§ **GIVEN INSTRUCTION**: Your task is to transcribe all of the records exactly and leave out the pictures.

=-=-=

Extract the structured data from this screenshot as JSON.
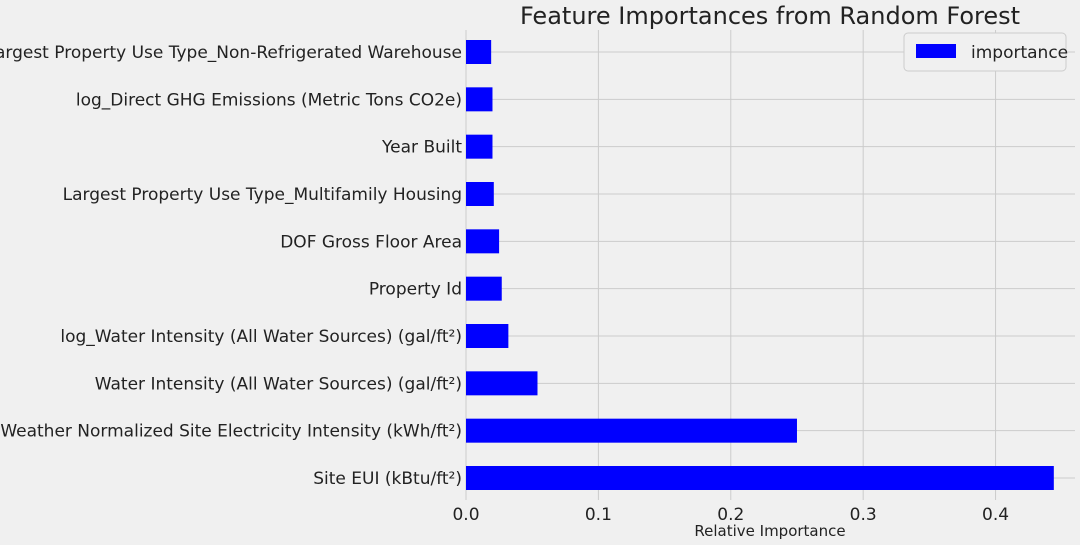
{
  "chart_data": {
    "type": "bar",
    "orientation": "horizontal",
    "title": "Feature Importances from Random Forest",
    "xlabel": "Relative Importance",
    "ylabel": "",
    "xlim": [
      0,
      0.46
    ],
    "xticks": [
      0.0,
      0.1,
      0.2,
      0.3,
      0.4
    ],
    "xtick_labels": [
      "0.0",
      "0.1",
      "0.2",
      "0.3",
      "0.4"
    ],
    "grid": true,
    "legend_position": "top-right",
    "bar_color": "#0000ff",
    "categories": [
      "Largest Property Use Type_Non-Refrigerated Warehouse",
      "log_Direct GHG Emissions (Metric Tons CO2e)",
      "Year Built",
      "Largest Property Use Type_Multifamily Housing",
      "DOF Gross Floor Area",
      "Property Id",
      "log_Water Intensity (All Water Sources) (gal/ft²)",
      "Water Intensity (All Water Sources) (gal/ft²)",
      "Weather Normalized Site Electricity Intensity (kWh/ft²)",
      "Site EUI (kBtu/ft²)"
    ],
    "series": [
      {
        "name": "importance",
        "values": [
          0.019,
          0.02,
          0.02,
          0.021,
          0.025,
          0.027,
          0.032,
          0.054,
          0.25,
          0.444
        ]
      }
    ]
  }
}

=-=-=

§ **THE SOLUTION**:
Extract the structured data from this screenshot as JSON.
{
  "chart_data": {
    "type": "bar",
    "orientation": "horizontal",
    "title": "Feature Importances from Random Forest",
    "xlabel": "Relative Importance",
    "ylabel": "",
    "xlim": [
      0,
      0.46
    ],
    "xticks": [
      0.0,
      0.1,
      0.2,
      0.3,
      0.4
    ],
    "xtick_labels": [
      "0.0",
      "0.1",
      "0.2",
      "0.3",
      "0.4"
    ],
    "grid": true,
    "legend_position": "top-right",
    "bar_color": "#0000ff",
    "categories": [
      "Largest Property Use Type_Non-Refrigerated Warehouse",
      "log_Direct GHG Emissions (Metric Tons CO2e)",
      "Year Built",
      "Largest Property Use Type_Multifamily Housing",
      "DOF Gross Floor Area",
      "Property Id",
      "log_Water Intensity (All Water Sources) (gal/ft²)",
      "Water Intensity (All Water Sources) (gal/ft²)",
      "Weather Normalized Site Electricity Intensity (kWh/ft²)",
      "Site EUI (kBtu/ft²)"
    ],
    "series": [
      {
        "name": "importance",
        "values": [
          0.019,
          0.02,
          0.02,
          0.021,
          0.025,
          0.027,
          0.032,
          0.054,
          0.25,
          0.444
        ]
      }
    ]
  }
}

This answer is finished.